>> Start EXERCISE MATERIAL

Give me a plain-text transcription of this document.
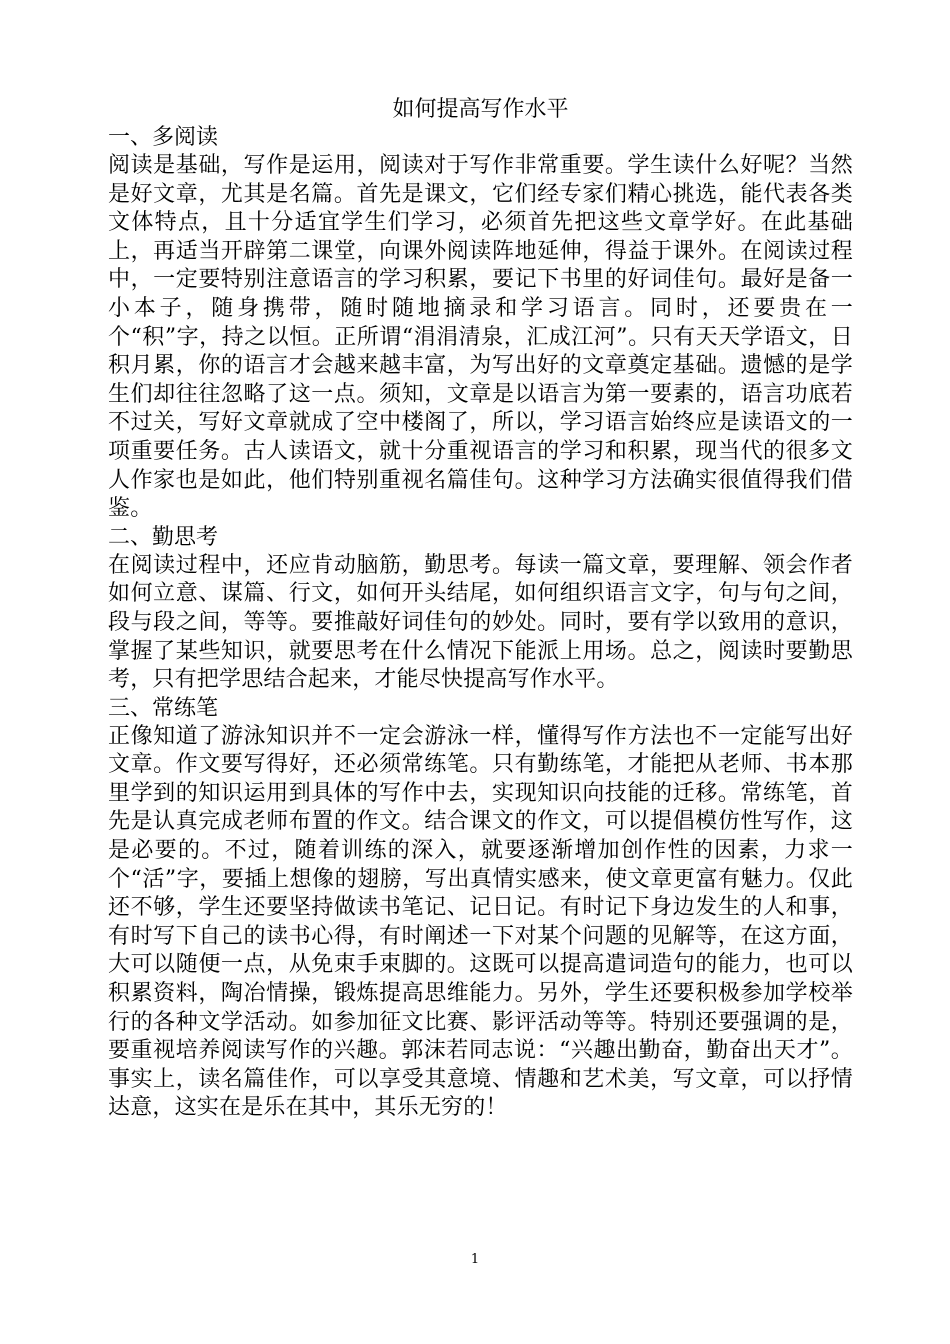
如何提高写作水平

一、多阅读

阅读是基础，写作是运用，阅读对于写作非常重要。学生读什么好呢？当然是好文章，尤其是名篇。首先是课文，它们经专家们精心挑选，能代表各类文体特点，且十分适宜学生们学习，必须首先把这些文章学好。在此基础上，再适当开辟第二课堂，向课外阅读阵地延伸，得益于课外。在阅读过程中，一定要特别注意语言的学习积累，要记下书里的好词佳句。最好是备一小本子，随身携带，随时随地摘录和学习语言。同时，还要贵在一个“积”字，持之以恒。正所谓“涓涓清泉，汇成江河”。只有天天学语文，日积月累，你的语言才会越来越丰富，为写出好的文章奠定基础。遗憾的是学生们却往往忽略了这一点。须知，文章是以语言为第一要素的，语言功底若不过关，写好文章就成了空中楼阁了，所以，学习语言始终应是读语文的一项重要任务。古人读语文，就十分重视语言的学习和积累，现当代的很多文人作家也是如此，他们特别重视名篇佳句。这种学习方法确实很值得我们借鉴。

二、勤思考

在阅读过程中，还应肯动脑筋，勤思考。每读一篇文章，要理解、领会作者如何立意、谋篇、行文，如何开头结尾，如何组织语言文字，句与句之间，段与段之间，等等。要推敲好词佳句的妙处。同时，要有学以致用的意识，掌握了某些知识，就要思考在什么情况下能派上用场。总之，阅读时要勤思考，只有把学思结合起来，才能尽快提高写作水平。

三、常练笔

正像知道了游泳知识并不一定会游泳一样，懂得写作方法也不一定能写出好文章。作文要写得好，还必须常练笔。只有勤练笔，才能把从老师、书本那里学到的知识运用到具体的写作中去，实现知识向技能的迁移。常练笔，首先是认真完成老师布置的作文。结合课文的作文，可以提倡模仿性写作，这是必要的。不过，随着训练的深入，就要逐渐增加创作性的因素，力求一个“活”字，要插上想像的翅膀，写出真情实感来，使文章更富有魅力。仅此还不够，学生还要坚持做读书笔记、记日记。有时记下身边发生的人和事，有时写下自己的读书心得，有时阐述一下对某个问题的见解等，在这方面，大可以随便一点，从免束手束脚的。这既可以提高遣词造句的能力，也可以积累资料，陶冶情操，锻炼提高思维能力。另外，学生还要积极参加学校举行的各种文学活动。如参加征文比赛、影评活动等等。特别还要强调的是，要重视培养阅读写作的兴趣。郭沫若同志说：“兴趣出勤奋，勤奋出天才”。事实上，读名篇佳作，可以享受其意境、情趣和艺术美，写文章，可以抒情达意，这实在是乐在其中，其乐无穷的！

1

>> End EXERCISE MATERIAL

## AIM
Which lines above contain the word "在阅读过程中"? Copy each of them.

## ANSWER TO THE PROBLEM
阅读是基础，写作是运用，阅读对于写作非常重要。学生读什么好呢？当然是好文章，尤其是名篇。首先是课文，它们经专家们精心挑选，能代表各类文体特点，且十分适宜学生们学习，必须首先把这些文章学好。在此基础上，再适当开辟第二课堂，向课外阅读阵地延伸，得益于课外。在阅读过程中，一定要特别注意语言的学习积累，要记下书里的好词佳句。最好是备一小本子，随身携带，随时随地摘录和学习语言。同时，还要贵在一个“积”字，持之以恒。正所谓“涓涓清泉，汇成江河”。只有天天学语文，日积月累，你的语言才会越来越丰富，为写出好的文章奠定基础。遗憾的是学生们却往往忽略了这一点。须知，文章是以语言为第一要素的，语言功底若不过关，写好文章就成了空中楼阁了，所以，学习语言始终应是读语文的一项重要任务。古人读语文，就十分重视语言的学习和积累，现当代的很多文人作家也是如此，他们特别重视名篇佳句。这种学习方法确实很值得我们借鉴。
在阅读过程中，还应肯动脑筋，勤思考。每读一篇文章，要理解、领会作者如何立意、谋篇、行文，如何开头结尾，如何组织语言文字，句与句之间，段与段之间，等等。要推敲好词佳句的妙处。同时，要有学以致用的意识，掌握了某些知识，就要思考在什么情况下能派上用场。总之，阅读时要勤思考，只有把学思结合起来，才能尽快提高写作水平。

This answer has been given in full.